_What is needed_:
Copy each line of the records that contains the word "this".
* START Records for the exercise *
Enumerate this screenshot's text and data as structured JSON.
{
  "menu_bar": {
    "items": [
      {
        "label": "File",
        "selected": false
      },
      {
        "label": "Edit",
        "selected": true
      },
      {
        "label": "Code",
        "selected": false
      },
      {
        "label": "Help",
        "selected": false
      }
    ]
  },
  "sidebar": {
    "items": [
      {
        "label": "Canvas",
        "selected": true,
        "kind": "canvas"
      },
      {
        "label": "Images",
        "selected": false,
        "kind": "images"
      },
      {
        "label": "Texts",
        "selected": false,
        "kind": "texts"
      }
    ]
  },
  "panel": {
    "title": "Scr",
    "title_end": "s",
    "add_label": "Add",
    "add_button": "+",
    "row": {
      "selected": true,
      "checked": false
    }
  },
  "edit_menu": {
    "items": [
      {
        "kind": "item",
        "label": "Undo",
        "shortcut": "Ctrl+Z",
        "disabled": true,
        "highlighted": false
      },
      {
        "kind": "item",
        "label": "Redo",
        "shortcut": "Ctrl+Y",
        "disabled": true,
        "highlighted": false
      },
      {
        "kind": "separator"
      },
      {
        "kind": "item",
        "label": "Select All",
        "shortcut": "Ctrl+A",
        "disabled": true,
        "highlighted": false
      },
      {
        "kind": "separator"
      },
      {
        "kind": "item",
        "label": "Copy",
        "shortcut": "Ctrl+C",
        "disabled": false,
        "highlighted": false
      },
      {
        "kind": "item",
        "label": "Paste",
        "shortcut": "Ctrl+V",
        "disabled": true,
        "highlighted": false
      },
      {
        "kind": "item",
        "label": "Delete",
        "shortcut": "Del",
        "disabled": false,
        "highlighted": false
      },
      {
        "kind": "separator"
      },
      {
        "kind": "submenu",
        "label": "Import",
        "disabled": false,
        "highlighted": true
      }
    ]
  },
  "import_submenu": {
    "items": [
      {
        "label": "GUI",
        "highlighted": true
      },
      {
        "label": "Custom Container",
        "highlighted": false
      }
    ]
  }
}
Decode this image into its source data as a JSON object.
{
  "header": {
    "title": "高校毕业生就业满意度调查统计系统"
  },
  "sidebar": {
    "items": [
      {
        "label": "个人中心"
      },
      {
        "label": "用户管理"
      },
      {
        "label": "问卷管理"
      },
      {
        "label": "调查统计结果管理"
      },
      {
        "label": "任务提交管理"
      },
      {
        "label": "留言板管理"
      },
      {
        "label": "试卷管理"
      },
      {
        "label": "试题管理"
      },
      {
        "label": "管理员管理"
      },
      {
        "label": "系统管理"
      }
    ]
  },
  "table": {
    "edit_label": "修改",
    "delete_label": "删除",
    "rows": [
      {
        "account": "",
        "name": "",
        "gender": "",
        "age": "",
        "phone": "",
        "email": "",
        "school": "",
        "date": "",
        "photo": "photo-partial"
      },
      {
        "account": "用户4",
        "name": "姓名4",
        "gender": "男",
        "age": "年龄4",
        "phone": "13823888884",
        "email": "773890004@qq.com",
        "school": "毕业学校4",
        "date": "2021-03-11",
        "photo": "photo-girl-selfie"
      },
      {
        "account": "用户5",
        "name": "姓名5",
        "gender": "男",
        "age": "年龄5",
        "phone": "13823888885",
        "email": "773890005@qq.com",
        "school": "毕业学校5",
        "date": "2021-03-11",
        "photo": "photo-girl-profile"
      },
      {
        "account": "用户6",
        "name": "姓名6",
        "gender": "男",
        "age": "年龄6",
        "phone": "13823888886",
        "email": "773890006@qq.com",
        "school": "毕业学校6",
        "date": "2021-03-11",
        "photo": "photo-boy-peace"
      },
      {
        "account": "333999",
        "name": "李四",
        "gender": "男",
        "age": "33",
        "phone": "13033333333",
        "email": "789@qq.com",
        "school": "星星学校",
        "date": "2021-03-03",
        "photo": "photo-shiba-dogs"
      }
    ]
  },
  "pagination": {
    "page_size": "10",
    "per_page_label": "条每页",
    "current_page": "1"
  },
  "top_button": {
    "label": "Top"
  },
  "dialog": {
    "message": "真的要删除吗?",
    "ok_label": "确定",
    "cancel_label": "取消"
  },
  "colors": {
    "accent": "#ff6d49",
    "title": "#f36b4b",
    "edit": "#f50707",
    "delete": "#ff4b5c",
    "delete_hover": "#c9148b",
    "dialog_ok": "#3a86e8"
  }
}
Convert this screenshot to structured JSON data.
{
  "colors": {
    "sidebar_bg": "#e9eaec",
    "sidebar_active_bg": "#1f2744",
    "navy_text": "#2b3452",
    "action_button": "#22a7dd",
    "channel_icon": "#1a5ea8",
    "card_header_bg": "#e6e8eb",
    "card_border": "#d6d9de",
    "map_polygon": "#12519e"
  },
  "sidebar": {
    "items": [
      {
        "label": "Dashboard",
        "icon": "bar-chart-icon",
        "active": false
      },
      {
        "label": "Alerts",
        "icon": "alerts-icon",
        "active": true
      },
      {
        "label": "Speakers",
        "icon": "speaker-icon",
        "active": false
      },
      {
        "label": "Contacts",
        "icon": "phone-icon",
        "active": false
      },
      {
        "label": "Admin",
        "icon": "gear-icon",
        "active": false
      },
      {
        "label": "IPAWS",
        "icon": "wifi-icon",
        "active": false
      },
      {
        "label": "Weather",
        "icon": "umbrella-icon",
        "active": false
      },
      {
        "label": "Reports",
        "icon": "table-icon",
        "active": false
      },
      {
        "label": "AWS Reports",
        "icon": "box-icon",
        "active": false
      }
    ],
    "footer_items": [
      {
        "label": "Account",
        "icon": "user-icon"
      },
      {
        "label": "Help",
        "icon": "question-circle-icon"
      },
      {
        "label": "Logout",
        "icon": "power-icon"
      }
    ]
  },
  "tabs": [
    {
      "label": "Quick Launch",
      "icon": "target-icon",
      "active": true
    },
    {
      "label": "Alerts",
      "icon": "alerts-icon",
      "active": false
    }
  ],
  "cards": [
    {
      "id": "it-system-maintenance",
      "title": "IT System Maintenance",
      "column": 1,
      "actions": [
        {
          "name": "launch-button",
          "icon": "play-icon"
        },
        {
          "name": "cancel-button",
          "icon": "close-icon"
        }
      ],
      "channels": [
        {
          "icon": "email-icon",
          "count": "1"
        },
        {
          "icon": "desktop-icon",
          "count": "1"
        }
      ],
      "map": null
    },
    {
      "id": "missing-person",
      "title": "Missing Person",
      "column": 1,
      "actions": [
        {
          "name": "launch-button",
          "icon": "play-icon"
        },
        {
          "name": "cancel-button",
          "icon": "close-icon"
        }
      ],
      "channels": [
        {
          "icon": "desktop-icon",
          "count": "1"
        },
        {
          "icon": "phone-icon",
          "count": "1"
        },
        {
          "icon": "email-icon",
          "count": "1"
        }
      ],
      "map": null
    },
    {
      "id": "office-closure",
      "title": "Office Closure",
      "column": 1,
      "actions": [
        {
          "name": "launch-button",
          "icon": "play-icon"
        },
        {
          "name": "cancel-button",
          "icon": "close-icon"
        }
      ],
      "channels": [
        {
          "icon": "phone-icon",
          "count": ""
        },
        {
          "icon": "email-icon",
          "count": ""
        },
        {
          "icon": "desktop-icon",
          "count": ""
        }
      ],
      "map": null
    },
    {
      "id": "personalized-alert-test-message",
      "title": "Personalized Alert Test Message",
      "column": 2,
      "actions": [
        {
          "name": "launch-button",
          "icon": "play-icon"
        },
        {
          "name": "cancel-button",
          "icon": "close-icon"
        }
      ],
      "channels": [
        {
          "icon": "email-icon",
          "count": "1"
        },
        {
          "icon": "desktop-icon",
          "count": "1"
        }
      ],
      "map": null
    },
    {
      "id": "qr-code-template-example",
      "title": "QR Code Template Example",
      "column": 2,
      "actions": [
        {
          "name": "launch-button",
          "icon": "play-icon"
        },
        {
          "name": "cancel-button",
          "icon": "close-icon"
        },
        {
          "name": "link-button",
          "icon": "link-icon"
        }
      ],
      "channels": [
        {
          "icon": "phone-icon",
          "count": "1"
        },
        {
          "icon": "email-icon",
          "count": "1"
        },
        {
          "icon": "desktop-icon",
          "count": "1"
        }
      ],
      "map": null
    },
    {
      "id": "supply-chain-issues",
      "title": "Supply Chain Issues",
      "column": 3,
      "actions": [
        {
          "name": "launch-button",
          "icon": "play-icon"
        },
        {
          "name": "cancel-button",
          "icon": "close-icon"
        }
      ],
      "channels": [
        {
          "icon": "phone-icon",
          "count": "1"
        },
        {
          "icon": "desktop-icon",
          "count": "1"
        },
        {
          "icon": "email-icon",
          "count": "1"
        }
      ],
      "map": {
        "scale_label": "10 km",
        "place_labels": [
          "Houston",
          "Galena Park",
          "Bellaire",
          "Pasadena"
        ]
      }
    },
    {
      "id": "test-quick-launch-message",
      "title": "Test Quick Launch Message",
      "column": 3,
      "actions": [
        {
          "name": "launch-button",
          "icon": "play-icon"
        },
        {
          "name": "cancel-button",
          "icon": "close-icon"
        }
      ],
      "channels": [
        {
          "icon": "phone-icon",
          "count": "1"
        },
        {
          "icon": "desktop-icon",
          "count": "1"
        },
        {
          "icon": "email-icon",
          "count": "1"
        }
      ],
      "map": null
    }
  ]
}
* END Records for the exercise *
_Correct response_:
Enumerate this screenshot's text and data as structured JSON.
Decode this image into its source data as a JSON object.
Convert this screenshot to structured JSON data.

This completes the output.